* Part of a data file:

◆ ◆ ◆ ◆

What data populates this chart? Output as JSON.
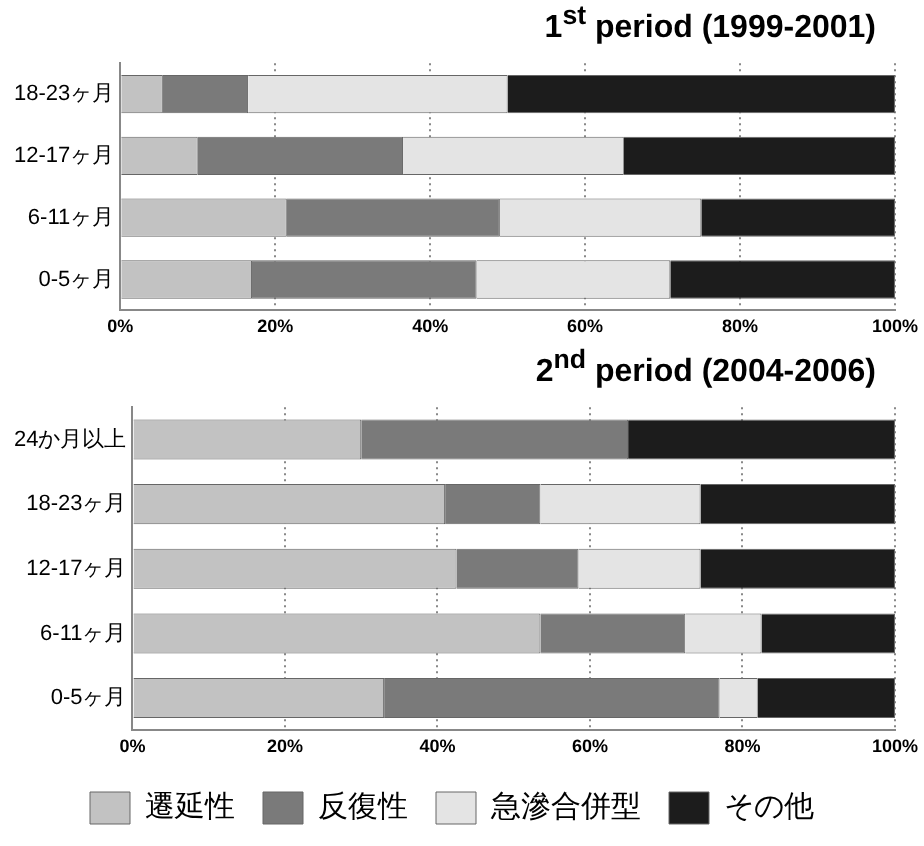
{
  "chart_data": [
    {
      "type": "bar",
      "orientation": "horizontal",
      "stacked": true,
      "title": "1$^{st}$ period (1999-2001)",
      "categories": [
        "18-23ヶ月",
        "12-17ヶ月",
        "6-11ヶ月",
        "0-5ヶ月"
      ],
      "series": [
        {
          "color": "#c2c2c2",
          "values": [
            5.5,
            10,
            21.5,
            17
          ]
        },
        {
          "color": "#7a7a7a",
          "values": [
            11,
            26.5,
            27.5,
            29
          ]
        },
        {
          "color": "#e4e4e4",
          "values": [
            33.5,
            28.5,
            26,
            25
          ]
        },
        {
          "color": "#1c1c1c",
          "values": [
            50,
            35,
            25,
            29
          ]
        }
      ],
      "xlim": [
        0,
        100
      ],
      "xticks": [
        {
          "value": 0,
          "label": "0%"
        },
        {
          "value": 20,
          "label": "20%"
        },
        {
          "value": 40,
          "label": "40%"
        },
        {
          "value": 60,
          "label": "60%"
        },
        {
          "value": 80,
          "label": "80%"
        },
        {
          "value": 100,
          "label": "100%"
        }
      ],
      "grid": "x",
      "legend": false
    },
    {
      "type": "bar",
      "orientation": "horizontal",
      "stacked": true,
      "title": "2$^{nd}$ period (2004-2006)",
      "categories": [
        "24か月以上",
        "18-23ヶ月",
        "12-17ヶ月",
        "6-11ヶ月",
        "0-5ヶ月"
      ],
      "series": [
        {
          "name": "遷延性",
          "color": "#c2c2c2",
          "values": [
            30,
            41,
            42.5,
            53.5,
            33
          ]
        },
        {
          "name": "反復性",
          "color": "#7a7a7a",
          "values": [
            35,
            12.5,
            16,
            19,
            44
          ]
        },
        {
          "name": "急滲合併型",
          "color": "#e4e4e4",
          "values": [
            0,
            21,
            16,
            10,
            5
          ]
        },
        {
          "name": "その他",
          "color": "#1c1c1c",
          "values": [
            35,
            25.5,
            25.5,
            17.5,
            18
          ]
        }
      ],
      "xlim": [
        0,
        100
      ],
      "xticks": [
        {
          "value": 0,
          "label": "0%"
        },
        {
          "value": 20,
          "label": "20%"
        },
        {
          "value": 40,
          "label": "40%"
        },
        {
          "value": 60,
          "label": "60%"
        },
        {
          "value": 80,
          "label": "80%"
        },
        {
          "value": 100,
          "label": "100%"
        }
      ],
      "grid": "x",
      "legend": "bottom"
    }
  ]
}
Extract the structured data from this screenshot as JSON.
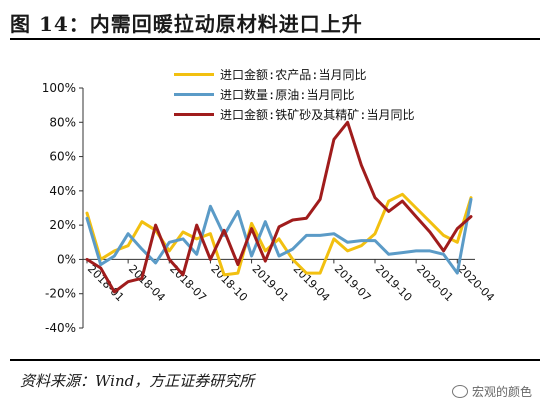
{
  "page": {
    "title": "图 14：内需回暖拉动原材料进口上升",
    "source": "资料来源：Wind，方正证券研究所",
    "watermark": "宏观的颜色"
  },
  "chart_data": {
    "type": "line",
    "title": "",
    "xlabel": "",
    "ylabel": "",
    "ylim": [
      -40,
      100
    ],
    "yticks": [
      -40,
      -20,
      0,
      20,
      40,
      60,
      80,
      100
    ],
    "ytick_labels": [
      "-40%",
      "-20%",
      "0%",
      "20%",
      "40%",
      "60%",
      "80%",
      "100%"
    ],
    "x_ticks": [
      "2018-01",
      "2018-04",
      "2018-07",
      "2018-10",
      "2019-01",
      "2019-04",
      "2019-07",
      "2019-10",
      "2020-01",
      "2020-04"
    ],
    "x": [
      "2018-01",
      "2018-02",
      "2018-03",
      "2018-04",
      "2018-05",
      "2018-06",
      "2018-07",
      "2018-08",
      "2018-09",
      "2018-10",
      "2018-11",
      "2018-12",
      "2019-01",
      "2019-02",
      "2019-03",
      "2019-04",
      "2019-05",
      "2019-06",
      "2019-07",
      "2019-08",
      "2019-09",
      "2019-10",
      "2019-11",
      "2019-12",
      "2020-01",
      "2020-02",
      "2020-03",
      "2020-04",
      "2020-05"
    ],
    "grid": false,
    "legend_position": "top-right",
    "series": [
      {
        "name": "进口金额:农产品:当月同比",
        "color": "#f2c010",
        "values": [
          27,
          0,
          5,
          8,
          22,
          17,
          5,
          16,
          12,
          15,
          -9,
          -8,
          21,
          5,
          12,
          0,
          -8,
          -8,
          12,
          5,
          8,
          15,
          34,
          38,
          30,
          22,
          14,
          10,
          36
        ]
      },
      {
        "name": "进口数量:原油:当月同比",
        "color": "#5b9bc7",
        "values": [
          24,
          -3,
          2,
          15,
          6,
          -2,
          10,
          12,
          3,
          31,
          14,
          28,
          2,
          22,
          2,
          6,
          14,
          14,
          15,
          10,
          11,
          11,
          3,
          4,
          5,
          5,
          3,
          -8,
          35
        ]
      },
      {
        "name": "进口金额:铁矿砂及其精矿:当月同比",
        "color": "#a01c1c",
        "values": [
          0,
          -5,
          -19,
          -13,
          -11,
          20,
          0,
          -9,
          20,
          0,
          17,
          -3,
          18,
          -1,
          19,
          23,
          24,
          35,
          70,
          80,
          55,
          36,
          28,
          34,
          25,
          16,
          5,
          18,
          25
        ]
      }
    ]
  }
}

◆ ◆ ◆ ◆

* SHORT EXERCISE:
Search the entries for the string "this" and collect each line that has it.

* TASK OUTPUT:
What data populates this chart? Output as JSON.
Extract the structured data from this screenshot as JSON.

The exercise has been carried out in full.